What is needed: Locate and copy all lines bearing the word "color".

Supplied data:

>> begin

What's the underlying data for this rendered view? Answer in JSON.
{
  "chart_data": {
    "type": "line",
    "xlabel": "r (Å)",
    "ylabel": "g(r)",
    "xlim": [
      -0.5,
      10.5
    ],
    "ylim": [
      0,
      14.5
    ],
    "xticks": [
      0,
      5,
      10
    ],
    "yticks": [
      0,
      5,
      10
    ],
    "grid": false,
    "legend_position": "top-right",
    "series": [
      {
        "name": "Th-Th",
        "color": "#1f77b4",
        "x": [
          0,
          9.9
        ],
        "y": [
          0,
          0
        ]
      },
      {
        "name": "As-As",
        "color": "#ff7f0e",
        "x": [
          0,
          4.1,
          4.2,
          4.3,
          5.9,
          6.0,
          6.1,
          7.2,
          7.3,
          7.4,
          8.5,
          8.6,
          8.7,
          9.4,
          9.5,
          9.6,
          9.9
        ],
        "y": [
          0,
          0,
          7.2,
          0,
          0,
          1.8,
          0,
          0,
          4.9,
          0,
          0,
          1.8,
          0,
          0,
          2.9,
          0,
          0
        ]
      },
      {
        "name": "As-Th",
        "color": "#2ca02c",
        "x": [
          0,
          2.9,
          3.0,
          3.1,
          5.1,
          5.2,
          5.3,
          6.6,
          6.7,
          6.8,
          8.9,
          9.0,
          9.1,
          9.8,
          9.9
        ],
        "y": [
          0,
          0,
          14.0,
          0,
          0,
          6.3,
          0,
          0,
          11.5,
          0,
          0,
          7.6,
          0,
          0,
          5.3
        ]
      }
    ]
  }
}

>> end

Result of the exercise:
        "color": "#1f77b4",
        "color": "#ff7f0e",
        "color": "#2ca02c",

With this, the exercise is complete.